*What this task involves*:
Each entry should be quoted word for word, including every mark of punctuation.

*Records to use*:
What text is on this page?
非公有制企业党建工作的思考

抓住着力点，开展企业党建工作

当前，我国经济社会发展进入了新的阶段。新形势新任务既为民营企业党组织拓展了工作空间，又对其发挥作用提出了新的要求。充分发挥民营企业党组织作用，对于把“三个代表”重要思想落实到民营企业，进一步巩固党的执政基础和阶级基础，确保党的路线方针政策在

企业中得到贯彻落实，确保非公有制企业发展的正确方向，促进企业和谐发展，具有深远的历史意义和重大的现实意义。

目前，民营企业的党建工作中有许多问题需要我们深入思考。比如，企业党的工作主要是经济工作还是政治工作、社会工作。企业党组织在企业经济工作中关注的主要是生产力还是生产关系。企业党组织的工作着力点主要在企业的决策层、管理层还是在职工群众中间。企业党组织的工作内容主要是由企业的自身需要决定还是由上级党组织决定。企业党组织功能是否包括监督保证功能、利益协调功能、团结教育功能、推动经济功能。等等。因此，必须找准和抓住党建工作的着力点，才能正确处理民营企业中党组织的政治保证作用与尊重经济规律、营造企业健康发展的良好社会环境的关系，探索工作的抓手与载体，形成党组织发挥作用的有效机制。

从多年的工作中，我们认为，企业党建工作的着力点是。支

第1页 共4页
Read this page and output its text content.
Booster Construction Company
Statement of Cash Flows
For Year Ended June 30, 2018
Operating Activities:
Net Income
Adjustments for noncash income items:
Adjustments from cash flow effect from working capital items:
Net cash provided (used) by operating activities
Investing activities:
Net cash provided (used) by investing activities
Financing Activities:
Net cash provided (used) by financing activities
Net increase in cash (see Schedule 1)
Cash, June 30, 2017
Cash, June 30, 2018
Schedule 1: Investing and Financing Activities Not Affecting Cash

*Result for this exercise*:
What text is on this page?
非公有制企业党建工作的思考

抓住着力点，开展企业党建工作

当前，我国经济社会发展进入了新的阶段。新形势新任务既为民营企业党组织拓展了工作空间，又对其发挥作用提出了新的要求。充分发挥民营企业党组织作用，对于把“三个代表”重要思想落实到民营企业，进一步巩固党的执政基础和阶级基础，确保党的路线方针政策在

企业中得到贯彻落实，确保非公有制企业发展的正确方向，促进企业和谐发展，具有深远的历史意义和重大的现实意义。

目前，民营企业的党建工作中有许多问题需要我们深入思考。比如，企业党的工作主要是经济工作还是政治工作、社会工作。企业党组织在企业经济工作中关注的主要是生产力还是生产关系。企业党组织的工作着力点主要在企业的决策层、管理层还是在职工群众中间。企业党组织的工作内容主要是由企业的自身需要决定还是由上级党组织决定。企业党组织功能是否包括监督保证功能、利益协调功能、团结教育功能、推动经济功能。等等。因此，必须找准和抓住党建工作的着力点，才能正确处理民营企业中党组织的政治保证作用与尊重经济规律、营造企业健康发展的良好社会环境的关系，探索工作的抓手与载体，形成党组织发挥作用的有效机制。

从多年的工作中，我们认为，企业党建工作的着力点是。支

第1页 共4页
Read this page and output its text content.
Booster Construction Company
Statement of Cash Flows
For Year Ended June 30, 2018
Operating Activities:
Net Income
Adjustments for noncash income items:
Adjustments from cash flow effect from working capital items:
Net cash provided (used) by operating activities
Investing activities:
Net cash provided (used) by investing activities
Financing Activities:
Net cash provided (used) by financing activities
Net increase in cash (see Schedule 1)
Cash, June 30, 2017
Cash, June 30, 2018
Schedule 1: Investing and Financing Activities Not Affecting Cash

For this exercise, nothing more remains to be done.